_Task objective_
Every line that holds "LifeSkills" should be shown.

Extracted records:
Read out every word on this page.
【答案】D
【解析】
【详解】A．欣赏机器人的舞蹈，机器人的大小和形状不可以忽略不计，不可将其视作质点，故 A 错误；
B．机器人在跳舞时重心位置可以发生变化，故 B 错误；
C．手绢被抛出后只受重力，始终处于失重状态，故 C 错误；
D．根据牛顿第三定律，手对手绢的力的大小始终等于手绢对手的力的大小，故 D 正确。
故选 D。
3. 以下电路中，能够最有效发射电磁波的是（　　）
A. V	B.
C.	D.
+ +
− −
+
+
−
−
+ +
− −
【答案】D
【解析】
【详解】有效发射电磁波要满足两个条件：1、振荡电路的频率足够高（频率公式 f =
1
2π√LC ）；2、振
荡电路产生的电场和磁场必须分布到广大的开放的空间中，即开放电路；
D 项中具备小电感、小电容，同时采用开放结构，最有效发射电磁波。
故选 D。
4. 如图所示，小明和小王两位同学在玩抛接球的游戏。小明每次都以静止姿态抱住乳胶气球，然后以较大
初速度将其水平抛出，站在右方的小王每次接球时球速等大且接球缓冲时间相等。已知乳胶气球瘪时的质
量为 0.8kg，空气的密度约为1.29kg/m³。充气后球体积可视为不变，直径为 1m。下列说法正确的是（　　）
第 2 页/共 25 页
* * *
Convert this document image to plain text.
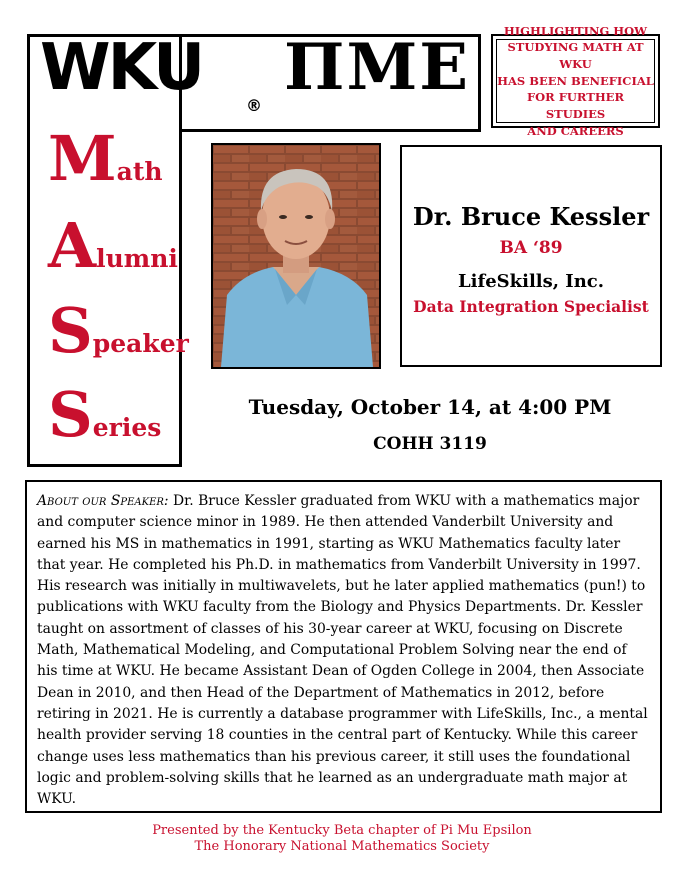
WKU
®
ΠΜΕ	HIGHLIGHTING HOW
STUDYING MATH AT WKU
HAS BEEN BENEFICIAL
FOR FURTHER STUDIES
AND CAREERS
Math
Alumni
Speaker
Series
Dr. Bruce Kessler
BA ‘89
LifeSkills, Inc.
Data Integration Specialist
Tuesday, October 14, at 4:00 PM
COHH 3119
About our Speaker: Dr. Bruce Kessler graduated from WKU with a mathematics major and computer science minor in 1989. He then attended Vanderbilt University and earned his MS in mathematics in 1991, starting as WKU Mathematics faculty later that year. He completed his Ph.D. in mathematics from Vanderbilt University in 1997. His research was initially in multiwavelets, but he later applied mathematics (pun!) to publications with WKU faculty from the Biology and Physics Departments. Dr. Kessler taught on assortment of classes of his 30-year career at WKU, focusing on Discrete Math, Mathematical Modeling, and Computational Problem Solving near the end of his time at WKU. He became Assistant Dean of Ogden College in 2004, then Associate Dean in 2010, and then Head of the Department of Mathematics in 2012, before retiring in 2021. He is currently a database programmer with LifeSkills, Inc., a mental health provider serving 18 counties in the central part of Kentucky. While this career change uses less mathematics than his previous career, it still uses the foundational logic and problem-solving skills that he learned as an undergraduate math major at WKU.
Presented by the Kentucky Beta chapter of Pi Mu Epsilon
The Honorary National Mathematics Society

_Response to the task_
LifeSkills, Inc.
About our Speaker: Dr. Bruce Kessler graduated from WKU with a mathematics major and computer science minor in 1989. He then attended Vanderbilt University and earned his MS in mathematics in 1991, starting as WKU Mathematics faculty later that year. He completed his Ph.D. in mathematics from Vanderbilt University in 1997. His research was initially in multiwavelets, but he later applied mathematics (pun!) to publications with WKU faculty from the Biology and Physics Departments. Dr. Kessler taught on assortment of classes of his 30-year career at WKU, focusing on Discrete Math, Mathematical Modeling, and Computational Problem Solving near the end of his time at WKU. He became Assistant Dean of Ogden College in 2004, then Associate Dean in 2010, and then Head of the Department of Mathematics in 2012, before retiring in 2021. He is currently a database programmer with LifeSkills, Inc., a mental health provider serving 18 counties in the central part of Kentucky. While this career change uses less mathematics than his previous career, it still uses the foundational logic and problem-solving skills that he learned as an undergraduate math major at WKU.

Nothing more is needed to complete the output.